Directive: Set down every entry word for word. Omit the pictures.

Data items:
(begin)

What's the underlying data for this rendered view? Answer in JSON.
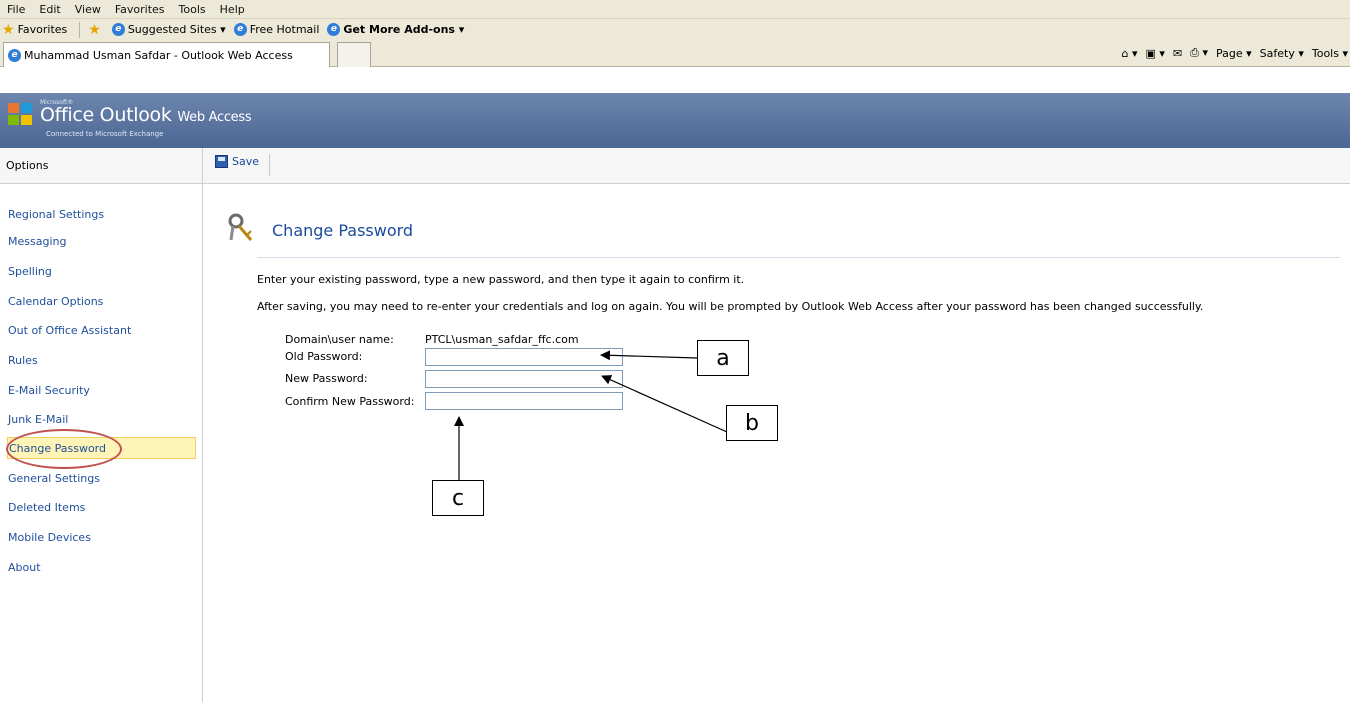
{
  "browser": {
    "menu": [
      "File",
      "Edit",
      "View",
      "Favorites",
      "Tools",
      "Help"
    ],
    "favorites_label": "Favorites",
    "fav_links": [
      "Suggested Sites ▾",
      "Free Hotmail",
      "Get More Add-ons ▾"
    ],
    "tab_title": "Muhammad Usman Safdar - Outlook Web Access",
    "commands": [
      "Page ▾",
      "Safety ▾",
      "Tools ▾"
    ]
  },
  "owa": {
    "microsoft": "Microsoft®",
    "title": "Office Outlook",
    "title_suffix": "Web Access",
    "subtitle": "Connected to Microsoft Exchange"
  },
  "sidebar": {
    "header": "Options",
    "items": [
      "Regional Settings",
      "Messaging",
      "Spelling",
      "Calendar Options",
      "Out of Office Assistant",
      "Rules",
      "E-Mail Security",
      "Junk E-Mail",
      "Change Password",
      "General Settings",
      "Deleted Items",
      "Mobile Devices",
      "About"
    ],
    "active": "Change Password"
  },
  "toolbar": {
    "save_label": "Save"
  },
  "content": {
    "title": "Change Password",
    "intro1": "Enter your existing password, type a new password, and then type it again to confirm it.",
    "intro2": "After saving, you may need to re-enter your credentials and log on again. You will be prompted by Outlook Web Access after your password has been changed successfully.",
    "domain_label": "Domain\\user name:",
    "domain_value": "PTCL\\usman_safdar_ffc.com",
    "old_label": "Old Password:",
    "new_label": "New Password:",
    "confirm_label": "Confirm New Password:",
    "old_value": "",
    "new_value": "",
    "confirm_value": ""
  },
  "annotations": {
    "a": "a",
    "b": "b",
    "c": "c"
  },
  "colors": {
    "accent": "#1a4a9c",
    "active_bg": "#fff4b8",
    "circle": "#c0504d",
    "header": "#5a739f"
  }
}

(end)

Written reply:
What's the underlying data for this rendered view? Answer in JSON.
{
  "browser": {
    "menu": [
      "File",
      "Edit",
      "View",
      "Favorites",
      "Tools",
      "Help"
    ],
    "favorites_label": "Favorites",
    "fav_links": [
      "Suggested Sites ▾",
      "Free Hotmail",
      "Get More Add-ons ▾"
    ],
    "tab_title": "Muhammad Usman Safdar - Outlook Web Access",
    "commands": [
      "Page ▾",
      "Safety ▾",
      "Tools ▾"
    ]
  },
  "owa": {
    "microsoft": "Microsoft®",
    "title": "Office Outlook",
    "title_suffix": "Web Access",
    "subtitle": "Connected to Microsoft Exchange"
  },
  "sidebar": {
    "header": "Options",
    "items": [
      "Regional Settings",
      "Messaging",
      "Spelling",
      "Calendar Options",
      "Out of Office Assistant",
      "Rules",
      "E-Mail Security",
      "Junk E-Mail",
      "Change Password",
      "General Settings",
      "Deleted Items",
      "Mobile Devices",
      "About"
    ],
    "active": "Change Password"
  },
  "toolbar": {
    "save_label": "Save"
  },
  "content": {
    "title": "Change Password",
    "intro1": "Enter your existing password, type a new password, and then type it again to confirm it.",
    "intro2": "After saving, you may need to re-enter your credentials and log on again. You will be prompted by Outlook Web Access after your password has been changed successfully.",
    "domain_label": "Domain\\user name:",
    "domain_value": "PTCL\\usman_safdar_ffc.com",
    "old_label": "Old Password:",
    "new_label": "New Password:",
    "confirm_label": "Confirm New Password:",
    "old_value": "",
    "new_value": "",
    "confirm_value": ""
  },
  "annotations": {
    "a": "a",
    "b": "b",
    "c": "c"
  },
  "colors": {
    "accent": "#1a4a9c",
    "active_bg": "#fff4b8",
    "circle": "#c0504d",
    "header": "#5a739f"
  }
}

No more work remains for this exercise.